• _THE PROBLEM_: Select all lines in the records that include "image".
━━ PROVIDED DATA
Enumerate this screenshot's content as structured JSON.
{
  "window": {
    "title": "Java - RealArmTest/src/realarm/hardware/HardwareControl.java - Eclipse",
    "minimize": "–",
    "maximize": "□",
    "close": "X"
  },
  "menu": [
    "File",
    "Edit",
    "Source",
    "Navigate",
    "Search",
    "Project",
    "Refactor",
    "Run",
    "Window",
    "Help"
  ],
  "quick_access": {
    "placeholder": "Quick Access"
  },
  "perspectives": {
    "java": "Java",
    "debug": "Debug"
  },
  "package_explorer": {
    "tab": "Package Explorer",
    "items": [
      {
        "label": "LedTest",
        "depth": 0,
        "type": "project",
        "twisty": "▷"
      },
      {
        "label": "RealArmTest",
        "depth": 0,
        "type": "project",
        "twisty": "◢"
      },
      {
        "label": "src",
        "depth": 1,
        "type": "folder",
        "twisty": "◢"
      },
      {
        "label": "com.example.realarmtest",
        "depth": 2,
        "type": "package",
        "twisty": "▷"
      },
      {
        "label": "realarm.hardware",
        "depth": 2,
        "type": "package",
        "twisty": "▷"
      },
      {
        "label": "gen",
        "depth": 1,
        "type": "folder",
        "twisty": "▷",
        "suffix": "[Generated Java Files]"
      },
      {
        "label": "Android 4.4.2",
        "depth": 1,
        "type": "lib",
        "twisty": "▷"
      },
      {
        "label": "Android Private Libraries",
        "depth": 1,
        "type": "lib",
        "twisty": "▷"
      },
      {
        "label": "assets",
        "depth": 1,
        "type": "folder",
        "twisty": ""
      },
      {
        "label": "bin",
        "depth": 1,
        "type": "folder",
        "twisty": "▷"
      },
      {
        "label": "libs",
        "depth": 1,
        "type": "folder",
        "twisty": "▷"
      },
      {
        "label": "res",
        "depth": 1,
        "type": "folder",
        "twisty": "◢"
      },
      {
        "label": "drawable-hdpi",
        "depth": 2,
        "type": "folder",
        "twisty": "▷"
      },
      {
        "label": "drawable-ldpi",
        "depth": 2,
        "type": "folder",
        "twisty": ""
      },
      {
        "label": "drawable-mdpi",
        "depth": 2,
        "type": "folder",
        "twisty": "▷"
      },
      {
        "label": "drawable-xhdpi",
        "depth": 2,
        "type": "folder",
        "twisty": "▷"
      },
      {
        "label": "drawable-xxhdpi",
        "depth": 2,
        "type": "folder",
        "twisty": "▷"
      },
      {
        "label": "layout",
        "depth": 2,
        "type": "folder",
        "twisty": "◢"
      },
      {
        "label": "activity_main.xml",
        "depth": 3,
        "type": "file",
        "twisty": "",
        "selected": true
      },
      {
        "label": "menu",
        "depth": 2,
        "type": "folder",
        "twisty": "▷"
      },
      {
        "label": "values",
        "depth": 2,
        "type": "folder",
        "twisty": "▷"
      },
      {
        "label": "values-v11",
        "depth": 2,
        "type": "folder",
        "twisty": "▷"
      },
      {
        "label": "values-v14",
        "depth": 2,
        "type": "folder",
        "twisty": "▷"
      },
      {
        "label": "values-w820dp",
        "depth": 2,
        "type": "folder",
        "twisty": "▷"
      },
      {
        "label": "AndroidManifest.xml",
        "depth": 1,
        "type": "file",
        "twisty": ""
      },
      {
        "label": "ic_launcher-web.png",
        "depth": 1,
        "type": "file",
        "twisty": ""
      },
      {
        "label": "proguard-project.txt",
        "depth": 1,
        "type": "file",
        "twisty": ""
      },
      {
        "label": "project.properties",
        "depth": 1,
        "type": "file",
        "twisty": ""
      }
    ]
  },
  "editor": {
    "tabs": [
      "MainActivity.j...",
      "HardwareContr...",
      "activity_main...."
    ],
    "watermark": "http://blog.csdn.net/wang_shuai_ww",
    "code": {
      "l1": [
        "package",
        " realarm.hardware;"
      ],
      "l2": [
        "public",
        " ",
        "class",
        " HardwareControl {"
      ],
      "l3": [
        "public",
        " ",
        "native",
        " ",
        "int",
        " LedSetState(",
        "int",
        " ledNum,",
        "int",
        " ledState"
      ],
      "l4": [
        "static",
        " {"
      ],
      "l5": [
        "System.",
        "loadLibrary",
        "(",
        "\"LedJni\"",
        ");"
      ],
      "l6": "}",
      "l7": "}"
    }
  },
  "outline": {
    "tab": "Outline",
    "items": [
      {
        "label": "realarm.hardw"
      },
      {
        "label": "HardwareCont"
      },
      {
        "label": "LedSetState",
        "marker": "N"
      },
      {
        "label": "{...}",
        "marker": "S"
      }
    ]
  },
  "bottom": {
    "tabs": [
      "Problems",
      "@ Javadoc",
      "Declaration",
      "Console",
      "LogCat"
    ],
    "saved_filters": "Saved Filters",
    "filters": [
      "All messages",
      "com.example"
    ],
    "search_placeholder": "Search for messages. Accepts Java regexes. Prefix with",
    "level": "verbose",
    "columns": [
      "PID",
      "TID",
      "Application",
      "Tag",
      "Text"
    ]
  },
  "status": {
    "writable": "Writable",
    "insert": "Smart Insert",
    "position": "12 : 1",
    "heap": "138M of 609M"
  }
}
━━━━
━━ PROVIDED DATA
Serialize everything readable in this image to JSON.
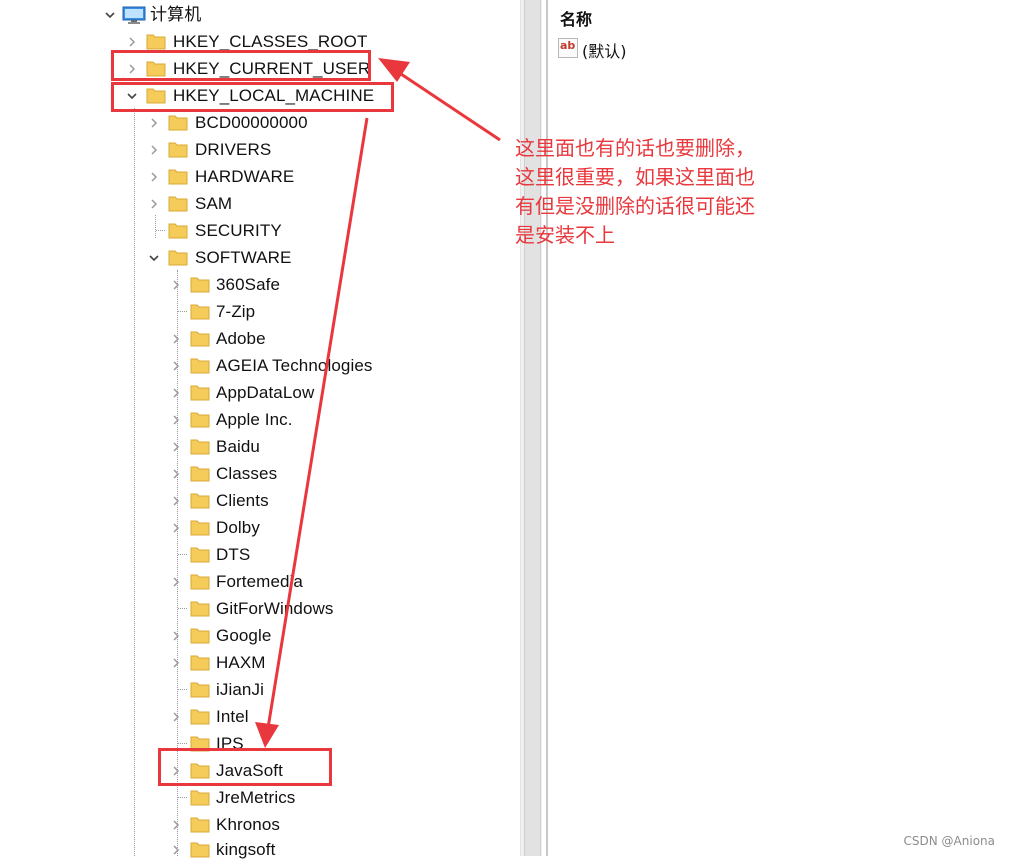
━━━━
━━ PROVIDED DATA
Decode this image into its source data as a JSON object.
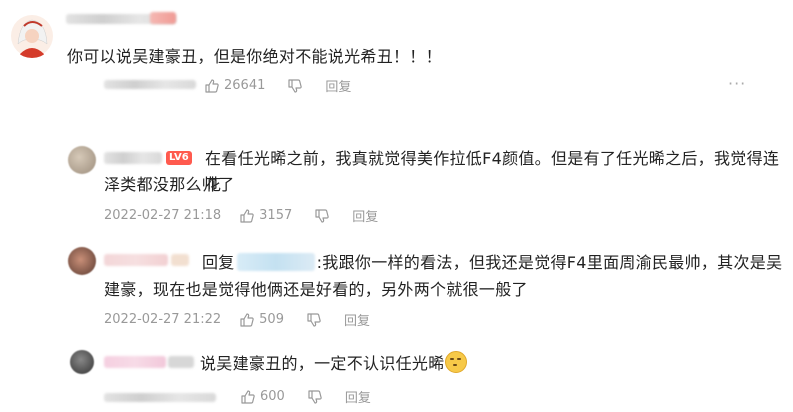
━━━━
• _SOLUTION TO THE PROBLEM_:
Serialize everything readable in this image to JSON.
Decode this image into its source data as a JSON object.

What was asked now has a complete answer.